Aim: Please copy out the lines of the material between the line holding "paragraph: проводится на" and the line holding "paragraph: - 95%", inclusive, without changing anything.

Element and coordinate records

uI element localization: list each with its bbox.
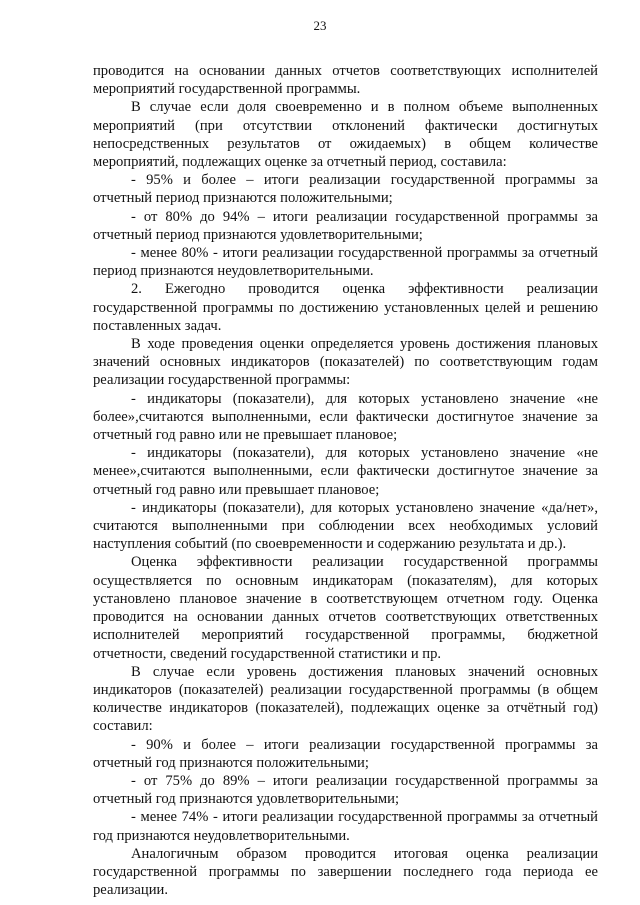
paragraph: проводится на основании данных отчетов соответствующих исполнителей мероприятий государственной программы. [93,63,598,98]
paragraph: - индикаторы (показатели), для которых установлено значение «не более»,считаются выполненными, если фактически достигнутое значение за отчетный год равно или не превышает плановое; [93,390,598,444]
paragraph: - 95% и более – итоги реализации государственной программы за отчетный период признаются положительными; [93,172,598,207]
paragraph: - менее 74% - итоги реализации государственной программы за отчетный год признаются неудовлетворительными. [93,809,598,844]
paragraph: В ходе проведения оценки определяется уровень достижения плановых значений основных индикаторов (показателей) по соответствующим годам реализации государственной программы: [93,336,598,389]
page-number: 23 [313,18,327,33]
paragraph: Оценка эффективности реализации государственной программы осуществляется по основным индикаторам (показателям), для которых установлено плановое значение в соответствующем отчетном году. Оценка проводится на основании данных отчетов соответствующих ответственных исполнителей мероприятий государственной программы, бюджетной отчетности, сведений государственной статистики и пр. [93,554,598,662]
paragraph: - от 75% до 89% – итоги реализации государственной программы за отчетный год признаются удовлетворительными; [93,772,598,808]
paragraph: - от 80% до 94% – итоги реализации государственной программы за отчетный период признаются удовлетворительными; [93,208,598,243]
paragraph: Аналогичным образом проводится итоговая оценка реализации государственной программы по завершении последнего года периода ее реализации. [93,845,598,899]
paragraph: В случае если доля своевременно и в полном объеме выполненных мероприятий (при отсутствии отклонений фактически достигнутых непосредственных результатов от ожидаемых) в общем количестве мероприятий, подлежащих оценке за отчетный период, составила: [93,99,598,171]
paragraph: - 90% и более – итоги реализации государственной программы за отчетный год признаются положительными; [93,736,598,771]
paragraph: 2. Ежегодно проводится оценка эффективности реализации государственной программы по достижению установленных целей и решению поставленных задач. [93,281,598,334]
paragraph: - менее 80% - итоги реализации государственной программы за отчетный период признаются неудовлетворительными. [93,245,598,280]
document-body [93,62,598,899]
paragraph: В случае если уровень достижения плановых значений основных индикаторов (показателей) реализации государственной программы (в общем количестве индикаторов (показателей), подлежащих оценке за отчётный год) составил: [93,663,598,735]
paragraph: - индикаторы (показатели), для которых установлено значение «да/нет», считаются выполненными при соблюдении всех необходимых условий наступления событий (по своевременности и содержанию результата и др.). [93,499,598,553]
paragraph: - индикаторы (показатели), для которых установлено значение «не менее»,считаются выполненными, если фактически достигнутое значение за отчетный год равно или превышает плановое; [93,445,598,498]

==

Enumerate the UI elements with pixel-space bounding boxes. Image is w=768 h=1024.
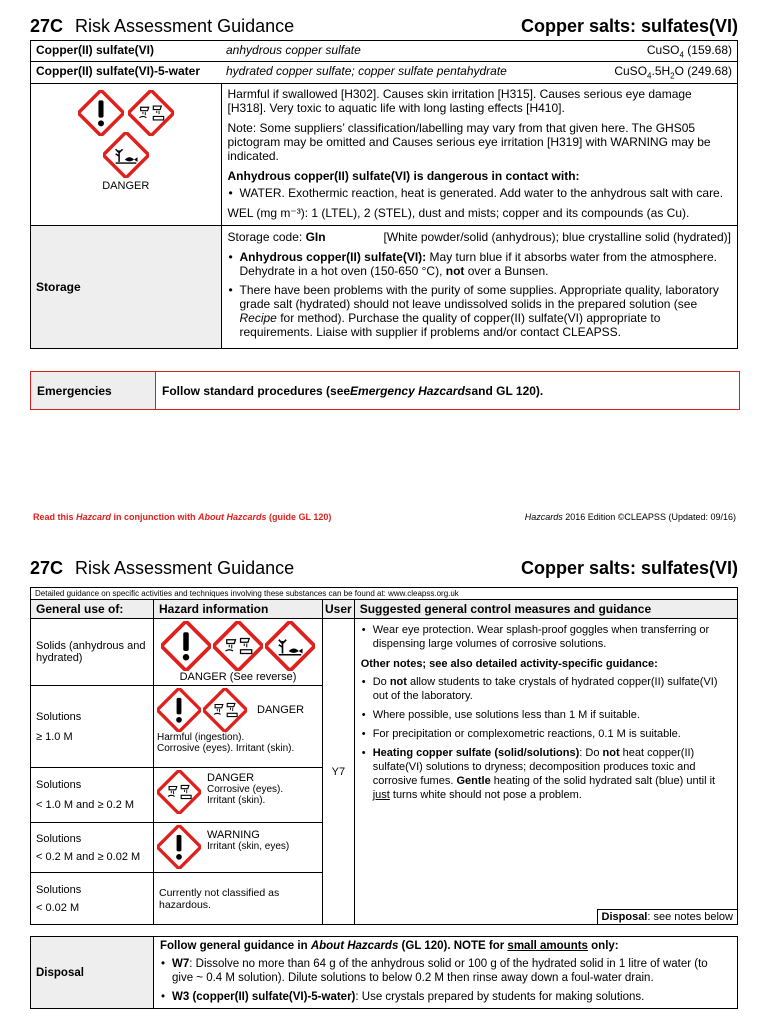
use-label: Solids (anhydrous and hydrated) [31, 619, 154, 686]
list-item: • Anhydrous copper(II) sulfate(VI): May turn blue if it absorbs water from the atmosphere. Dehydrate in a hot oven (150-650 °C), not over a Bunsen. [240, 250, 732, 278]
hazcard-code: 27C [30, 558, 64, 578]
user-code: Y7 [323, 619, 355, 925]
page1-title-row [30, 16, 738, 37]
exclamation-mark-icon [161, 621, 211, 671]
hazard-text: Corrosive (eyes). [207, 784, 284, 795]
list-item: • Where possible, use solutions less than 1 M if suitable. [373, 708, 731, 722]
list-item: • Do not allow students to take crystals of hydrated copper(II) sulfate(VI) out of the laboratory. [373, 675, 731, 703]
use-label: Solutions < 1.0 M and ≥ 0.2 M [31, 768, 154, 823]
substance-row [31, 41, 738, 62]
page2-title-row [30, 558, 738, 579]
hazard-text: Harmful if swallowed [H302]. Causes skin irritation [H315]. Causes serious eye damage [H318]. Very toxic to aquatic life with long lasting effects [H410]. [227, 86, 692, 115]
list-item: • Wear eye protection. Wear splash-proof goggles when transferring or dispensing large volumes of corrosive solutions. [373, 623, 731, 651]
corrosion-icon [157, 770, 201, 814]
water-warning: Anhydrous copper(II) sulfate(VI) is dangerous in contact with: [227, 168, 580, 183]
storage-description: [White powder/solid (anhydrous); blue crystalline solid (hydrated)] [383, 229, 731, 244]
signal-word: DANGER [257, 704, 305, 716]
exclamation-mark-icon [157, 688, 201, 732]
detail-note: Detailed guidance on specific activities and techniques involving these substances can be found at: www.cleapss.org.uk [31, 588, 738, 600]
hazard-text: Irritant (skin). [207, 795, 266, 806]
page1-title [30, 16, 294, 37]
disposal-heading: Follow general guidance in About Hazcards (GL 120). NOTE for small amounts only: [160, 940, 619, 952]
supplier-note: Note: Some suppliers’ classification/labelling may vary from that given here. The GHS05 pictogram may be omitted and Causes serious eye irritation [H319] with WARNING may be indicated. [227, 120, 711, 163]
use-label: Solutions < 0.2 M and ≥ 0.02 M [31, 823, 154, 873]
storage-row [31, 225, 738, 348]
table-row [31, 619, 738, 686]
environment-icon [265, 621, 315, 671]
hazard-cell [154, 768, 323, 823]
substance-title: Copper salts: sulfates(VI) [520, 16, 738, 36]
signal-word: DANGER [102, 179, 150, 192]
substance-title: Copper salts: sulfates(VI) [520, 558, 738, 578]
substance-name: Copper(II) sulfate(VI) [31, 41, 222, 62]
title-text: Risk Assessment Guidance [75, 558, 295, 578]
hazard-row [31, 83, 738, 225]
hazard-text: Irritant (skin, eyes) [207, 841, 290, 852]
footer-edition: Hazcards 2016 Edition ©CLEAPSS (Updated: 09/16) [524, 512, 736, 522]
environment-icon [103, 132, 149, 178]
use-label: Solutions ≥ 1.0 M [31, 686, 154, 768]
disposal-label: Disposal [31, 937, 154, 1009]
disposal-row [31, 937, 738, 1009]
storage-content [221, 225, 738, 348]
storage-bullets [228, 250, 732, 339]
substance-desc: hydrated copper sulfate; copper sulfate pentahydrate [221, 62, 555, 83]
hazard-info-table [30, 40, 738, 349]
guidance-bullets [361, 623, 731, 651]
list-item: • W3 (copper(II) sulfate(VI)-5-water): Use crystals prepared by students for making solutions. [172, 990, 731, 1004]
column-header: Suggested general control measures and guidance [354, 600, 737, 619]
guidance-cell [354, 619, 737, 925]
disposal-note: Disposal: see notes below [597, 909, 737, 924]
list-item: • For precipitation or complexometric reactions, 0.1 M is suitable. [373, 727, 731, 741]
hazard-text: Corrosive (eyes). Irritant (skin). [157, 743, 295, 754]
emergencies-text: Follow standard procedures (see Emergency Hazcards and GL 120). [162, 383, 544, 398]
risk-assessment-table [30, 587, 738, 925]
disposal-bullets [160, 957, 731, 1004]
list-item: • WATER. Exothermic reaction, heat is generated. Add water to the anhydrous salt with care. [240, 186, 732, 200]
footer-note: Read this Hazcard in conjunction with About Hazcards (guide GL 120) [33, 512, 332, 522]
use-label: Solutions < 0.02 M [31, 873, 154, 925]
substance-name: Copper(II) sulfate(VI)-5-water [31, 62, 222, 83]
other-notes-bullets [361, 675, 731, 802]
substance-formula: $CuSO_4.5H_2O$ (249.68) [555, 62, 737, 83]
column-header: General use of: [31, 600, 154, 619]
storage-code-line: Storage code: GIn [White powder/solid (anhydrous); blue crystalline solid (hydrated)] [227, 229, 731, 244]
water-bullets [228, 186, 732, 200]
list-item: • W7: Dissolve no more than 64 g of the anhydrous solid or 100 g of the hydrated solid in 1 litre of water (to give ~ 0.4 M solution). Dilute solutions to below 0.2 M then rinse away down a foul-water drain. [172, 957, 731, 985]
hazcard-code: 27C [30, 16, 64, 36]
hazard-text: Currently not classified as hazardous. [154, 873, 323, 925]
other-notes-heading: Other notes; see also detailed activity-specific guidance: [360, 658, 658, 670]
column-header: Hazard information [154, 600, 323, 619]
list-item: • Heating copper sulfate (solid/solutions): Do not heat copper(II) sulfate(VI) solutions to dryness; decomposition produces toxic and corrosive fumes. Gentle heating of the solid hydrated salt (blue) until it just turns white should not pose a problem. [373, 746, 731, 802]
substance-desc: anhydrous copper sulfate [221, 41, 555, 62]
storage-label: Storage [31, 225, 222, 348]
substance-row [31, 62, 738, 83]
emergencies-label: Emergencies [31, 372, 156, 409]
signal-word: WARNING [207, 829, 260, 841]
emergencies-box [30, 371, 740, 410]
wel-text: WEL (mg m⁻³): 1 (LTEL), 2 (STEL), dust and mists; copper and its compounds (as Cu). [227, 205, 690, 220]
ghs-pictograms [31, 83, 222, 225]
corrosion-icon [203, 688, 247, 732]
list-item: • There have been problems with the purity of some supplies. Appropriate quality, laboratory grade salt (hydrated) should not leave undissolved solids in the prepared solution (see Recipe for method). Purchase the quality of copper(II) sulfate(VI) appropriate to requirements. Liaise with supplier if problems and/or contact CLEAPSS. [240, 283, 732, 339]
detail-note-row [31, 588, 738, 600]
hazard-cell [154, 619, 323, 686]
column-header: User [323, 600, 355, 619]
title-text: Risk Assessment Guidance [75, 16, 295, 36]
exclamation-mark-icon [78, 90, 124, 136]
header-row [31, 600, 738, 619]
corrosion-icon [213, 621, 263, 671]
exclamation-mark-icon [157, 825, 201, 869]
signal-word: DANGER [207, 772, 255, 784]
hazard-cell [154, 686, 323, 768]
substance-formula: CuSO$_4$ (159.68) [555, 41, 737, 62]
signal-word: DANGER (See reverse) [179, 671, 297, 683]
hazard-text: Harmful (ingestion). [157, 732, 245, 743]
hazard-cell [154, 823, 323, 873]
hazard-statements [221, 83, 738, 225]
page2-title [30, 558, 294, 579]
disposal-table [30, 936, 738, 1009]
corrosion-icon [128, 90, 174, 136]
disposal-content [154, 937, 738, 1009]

Result of this exercise:
paragraph: проводится на основании данных отчетов соответствующих исполнителей мероприятий государственной программы. [93,63,598,98]
paragraph: - индикаторы (показатели), для которых установлено значение «не более»,считаются выполненными, если фактически достигнутое значение за отчетный год равно или не превышает плановое; [93,390,598,444]
paragraph: - 95% и более – итоги реализации государственной программы за отчетный период признаются положительными; [93,172,598,207]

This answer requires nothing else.